§ **Input data**
- - -

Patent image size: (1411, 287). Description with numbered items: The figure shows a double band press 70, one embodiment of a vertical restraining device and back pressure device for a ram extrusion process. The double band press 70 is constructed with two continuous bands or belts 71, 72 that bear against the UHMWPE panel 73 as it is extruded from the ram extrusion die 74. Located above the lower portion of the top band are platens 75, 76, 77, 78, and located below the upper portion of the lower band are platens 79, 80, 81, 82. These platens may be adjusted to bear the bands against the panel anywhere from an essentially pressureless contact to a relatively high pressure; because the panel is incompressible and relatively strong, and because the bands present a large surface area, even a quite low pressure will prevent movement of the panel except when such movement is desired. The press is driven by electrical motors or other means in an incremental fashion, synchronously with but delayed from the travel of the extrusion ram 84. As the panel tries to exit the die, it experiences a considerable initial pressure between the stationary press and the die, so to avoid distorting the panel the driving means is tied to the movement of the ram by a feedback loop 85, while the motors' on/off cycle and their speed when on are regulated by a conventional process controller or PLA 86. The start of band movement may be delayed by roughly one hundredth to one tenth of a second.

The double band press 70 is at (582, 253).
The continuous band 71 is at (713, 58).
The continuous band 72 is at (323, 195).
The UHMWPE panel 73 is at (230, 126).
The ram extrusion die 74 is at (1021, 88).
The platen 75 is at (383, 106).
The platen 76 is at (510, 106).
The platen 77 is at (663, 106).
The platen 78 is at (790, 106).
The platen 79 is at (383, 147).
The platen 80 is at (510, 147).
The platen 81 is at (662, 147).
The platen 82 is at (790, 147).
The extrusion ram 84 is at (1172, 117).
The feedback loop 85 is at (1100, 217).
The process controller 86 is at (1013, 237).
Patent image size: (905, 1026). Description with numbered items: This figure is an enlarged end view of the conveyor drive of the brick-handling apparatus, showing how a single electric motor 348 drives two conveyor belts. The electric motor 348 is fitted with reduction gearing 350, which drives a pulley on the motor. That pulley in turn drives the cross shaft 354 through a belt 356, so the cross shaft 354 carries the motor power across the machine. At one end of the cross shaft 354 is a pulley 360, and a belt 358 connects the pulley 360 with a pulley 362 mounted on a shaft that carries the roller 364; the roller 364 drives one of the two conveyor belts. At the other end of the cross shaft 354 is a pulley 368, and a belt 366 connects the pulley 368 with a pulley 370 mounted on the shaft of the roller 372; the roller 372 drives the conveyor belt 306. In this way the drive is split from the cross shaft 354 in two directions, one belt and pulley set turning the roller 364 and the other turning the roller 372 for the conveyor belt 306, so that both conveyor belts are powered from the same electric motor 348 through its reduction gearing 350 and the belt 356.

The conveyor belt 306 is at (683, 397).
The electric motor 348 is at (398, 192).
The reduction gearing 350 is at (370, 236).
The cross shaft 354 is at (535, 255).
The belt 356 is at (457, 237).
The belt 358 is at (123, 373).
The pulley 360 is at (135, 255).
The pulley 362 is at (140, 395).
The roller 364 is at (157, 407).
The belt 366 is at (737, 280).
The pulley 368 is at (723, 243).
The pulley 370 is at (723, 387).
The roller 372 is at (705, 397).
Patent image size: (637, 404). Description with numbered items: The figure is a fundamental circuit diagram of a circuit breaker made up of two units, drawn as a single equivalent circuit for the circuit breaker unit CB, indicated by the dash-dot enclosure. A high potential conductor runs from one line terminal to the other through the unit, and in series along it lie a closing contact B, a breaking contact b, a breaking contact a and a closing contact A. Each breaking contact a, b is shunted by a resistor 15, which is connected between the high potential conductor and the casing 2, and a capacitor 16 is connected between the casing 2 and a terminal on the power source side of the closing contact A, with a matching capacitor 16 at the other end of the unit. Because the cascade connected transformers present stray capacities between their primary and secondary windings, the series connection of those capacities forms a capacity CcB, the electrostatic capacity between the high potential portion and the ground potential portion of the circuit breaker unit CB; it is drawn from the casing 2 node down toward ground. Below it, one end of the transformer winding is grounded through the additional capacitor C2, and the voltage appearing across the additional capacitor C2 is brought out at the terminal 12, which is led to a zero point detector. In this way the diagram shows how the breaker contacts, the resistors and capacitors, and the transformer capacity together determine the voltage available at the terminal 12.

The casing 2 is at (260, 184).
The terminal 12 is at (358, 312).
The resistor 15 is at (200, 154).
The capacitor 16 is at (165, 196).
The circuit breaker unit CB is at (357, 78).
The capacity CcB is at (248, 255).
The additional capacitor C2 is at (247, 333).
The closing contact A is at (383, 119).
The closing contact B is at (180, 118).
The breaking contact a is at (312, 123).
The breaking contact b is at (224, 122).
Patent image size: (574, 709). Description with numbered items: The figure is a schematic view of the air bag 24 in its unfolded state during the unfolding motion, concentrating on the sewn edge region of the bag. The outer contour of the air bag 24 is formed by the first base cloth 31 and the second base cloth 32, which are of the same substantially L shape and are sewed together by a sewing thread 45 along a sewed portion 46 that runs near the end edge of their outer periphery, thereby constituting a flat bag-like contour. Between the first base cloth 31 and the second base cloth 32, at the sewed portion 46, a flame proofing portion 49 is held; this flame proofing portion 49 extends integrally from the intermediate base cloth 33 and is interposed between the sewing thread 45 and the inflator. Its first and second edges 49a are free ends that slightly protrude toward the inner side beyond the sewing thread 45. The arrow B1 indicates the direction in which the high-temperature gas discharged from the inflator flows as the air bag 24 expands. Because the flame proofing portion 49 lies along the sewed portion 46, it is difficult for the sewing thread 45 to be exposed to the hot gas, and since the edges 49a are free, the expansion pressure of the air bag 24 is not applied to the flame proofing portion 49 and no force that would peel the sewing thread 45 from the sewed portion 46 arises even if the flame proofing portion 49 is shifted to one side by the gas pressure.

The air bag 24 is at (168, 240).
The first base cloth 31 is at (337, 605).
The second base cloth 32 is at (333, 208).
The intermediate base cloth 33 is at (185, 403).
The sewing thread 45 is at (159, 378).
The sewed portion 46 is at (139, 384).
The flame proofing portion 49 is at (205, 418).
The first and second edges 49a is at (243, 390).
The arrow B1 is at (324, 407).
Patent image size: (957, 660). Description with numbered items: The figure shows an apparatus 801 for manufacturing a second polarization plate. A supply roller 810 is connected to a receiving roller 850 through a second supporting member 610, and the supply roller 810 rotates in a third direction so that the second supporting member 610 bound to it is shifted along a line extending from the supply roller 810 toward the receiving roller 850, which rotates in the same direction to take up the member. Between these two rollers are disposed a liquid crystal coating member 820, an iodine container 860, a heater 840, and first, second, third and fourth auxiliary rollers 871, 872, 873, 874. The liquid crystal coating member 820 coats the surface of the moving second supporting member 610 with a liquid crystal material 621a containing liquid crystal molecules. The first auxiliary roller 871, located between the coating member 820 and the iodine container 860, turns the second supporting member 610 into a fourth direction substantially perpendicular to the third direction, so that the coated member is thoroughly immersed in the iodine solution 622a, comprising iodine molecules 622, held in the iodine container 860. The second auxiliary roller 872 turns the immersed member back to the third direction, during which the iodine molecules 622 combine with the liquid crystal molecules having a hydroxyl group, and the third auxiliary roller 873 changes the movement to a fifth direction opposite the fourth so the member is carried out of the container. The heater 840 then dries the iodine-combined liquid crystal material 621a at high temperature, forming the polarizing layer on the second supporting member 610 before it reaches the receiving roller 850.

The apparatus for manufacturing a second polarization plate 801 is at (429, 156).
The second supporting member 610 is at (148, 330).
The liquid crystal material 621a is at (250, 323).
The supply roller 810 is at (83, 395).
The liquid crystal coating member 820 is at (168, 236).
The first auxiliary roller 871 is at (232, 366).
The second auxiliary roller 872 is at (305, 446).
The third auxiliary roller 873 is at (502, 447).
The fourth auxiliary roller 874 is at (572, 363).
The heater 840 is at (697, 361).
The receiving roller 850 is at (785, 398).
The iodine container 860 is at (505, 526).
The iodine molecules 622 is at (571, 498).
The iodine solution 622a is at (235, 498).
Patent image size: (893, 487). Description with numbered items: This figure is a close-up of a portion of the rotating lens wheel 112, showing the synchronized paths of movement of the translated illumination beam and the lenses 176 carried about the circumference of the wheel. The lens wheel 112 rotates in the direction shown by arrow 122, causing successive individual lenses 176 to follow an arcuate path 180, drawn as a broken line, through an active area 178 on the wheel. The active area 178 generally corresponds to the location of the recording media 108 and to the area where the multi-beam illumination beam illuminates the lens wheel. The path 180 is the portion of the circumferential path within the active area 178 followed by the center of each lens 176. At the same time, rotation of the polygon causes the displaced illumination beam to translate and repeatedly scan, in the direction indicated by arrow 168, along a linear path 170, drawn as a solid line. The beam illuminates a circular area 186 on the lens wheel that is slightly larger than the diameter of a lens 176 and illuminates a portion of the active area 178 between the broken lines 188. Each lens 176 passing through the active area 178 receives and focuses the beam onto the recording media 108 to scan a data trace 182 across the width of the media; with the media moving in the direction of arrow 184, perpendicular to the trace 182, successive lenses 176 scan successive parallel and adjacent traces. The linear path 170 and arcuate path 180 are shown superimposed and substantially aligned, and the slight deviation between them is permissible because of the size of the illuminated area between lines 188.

- - -

§ **Work required**
Write out verbatim the stretch of material from the line that contains "Patent image size: (574, 709)." through the line that contains "The air bag 24 is at (168, 240).", both of those lines included.

§ **Exercise solution**
Patent image size: (574, 709). Description with numbered items: The figure is a schematic view of the air bag 24 in its unfolded state during the unfolding motion, concentrating on the sewn edge region of the bag. The outer contour of the air bag 24 is formed by the first base cloth 31 and the second base cloth 32, which are of the same substantially L shape and are sewed together by a sewing thread 45 along a sewed portion 46 that runs near the end edge of their outer periphery, thereby constituting a flat bag-like contour. Between the first base cloth 31 and the second base cloth 32, at the sewed portion 46, a flame proofing portion 49 is held; this flame proofing portion 49 extends integrally from the intermediate base cloth 33 and is interposed between the sewing thread 45 and the inflator. Its first and second edges 49a are free ends that slightly protrude toward the inner side beyond the sewing thread 45. The arrow B1 indicates the direction in which the high-temperature gas discharged from the inflator flows as the air bag 24 expands. Because the flame proofing portion 49 lies along the sewed portion 46, it is difficult for the sewing thread 45 to be exposed to the hot gas, and since the edges 49a are free, the expansion pressure of the air bag 24 is not applied to the flame proofing portion 49 and no force that would peel the sewing thread 45 from the sewed portion 46 arises even if the flame proofing portion 49 is shifted to one side by the gas pressure.

The air bag 24 is at (168, 240).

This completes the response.